___ PRZEKAZANY FRAGMENT
Raczej bym zaczął od jakościowo dobrej ramy i widelca i tę obwieszał lepszym osprzętem, w tym -ew., na samym końcu- resorowaną sztycą. Miast niej -już na samym początku- odpowiednio 'grube' oponki. W kontekście właściwych opon, luknij se poglądowo na stronę
idworx-bikes.de
Na różnych modelach rowerów będziesz mógł rozpoznać opony pasujące pod Twoje potrzeby.

Gerrit Gaastra, wnuk założyciela Batavus'a, syn założyciela Koga'i, Wielki Budowniczy marek idworx i Gaastra Fyts, importer na Europę kultowych rowerów Lynskey, również jest doradcą producenta opon Schwalbe. Właśnie on zainicjował jakby 'modę' na grube/duże opony. Większego oporu toczenia się nie obawiaj, kwestię amortyzacji w ten sposób będziesz miał załatwioną w dużym stopniu.

Jak już w swych życzeniach i doświadczeniach trochę bardziej się 'otrzaskasz', bardziej trafną podejmiesz decyzję. Zasada chyba jest właśnie taka: pierwsze pieniądze płacisz właśnie za ramę. Ceny kompletnych rowerów na tych samych ramach/widłach sięgają rzędu wielkości dwóch i więcej tysięcy euro.

Ćwicząc się nieco w cierpliwości, oszczędzisz kasę, dokonasz bardziej właściwego wyboru.
Przedwcześnie kupiony rower -ew. za czyjąś radą/sugestią- często staje się niepotrzebnym kosztem.
______
___ PRZEKAZANE DANE
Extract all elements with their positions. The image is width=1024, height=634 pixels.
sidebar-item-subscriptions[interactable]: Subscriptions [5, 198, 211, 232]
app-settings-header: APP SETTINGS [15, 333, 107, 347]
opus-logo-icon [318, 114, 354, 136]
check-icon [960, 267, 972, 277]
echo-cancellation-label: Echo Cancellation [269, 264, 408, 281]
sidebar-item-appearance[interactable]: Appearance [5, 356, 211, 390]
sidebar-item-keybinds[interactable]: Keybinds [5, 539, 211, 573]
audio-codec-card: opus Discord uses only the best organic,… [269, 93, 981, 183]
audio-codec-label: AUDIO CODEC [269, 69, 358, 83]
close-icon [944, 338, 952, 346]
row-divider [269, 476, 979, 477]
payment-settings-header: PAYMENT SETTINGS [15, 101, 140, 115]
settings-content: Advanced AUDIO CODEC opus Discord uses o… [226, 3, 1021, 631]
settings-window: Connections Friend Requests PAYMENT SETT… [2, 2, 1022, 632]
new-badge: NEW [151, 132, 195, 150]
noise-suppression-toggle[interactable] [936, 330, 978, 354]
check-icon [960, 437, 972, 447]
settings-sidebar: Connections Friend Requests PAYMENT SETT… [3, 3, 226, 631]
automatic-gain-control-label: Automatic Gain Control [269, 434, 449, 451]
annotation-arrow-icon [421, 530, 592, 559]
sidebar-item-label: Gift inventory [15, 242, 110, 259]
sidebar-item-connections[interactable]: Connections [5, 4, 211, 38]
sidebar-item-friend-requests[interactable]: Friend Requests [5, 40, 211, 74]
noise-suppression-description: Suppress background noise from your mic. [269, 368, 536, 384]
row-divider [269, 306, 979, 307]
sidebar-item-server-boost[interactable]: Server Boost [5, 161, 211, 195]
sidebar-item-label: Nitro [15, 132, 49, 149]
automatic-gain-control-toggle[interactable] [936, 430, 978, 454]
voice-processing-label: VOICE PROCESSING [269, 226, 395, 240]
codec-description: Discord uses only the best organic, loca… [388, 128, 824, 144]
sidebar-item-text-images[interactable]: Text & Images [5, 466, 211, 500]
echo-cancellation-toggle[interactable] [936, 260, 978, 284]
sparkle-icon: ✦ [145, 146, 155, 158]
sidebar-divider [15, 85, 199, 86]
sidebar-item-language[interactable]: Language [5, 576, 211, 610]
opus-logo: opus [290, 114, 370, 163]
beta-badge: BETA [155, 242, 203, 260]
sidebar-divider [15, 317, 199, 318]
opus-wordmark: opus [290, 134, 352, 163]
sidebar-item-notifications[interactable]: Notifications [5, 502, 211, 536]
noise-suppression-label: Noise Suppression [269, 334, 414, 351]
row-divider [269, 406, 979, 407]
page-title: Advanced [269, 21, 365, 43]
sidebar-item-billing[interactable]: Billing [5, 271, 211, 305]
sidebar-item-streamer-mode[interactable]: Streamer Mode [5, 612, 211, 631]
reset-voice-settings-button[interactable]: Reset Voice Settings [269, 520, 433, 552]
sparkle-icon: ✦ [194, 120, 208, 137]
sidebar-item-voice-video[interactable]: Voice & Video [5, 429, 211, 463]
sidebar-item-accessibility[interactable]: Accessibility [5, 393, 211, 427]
______
* CEL ZADANIA *
Powtórz słowo w słowo wszystko z fragmentu o wyborze roweru, od słów „Gerrit Gaastra, wnuk” aż po słowa „w dużym stopniu.”.

* WYNIK PONIŻEJ *
Gerrit Gaastra, wnuk założyciela Batavus'a, syn założyciela Koga'i, Wielki Budowniczy marek idworx i Gaastra Fyts, importer na Europę kultowych rowerów Lynskey, również jest doradcą producenta opon Schwalbe. Właśnie on zainicjował jakby 'modę' na grube/duże opony. Większego oporu toczenia się nie obawiaj, kwestię amortyzacji w ten sposób będziesz miał załatwioną w dużym stopniu.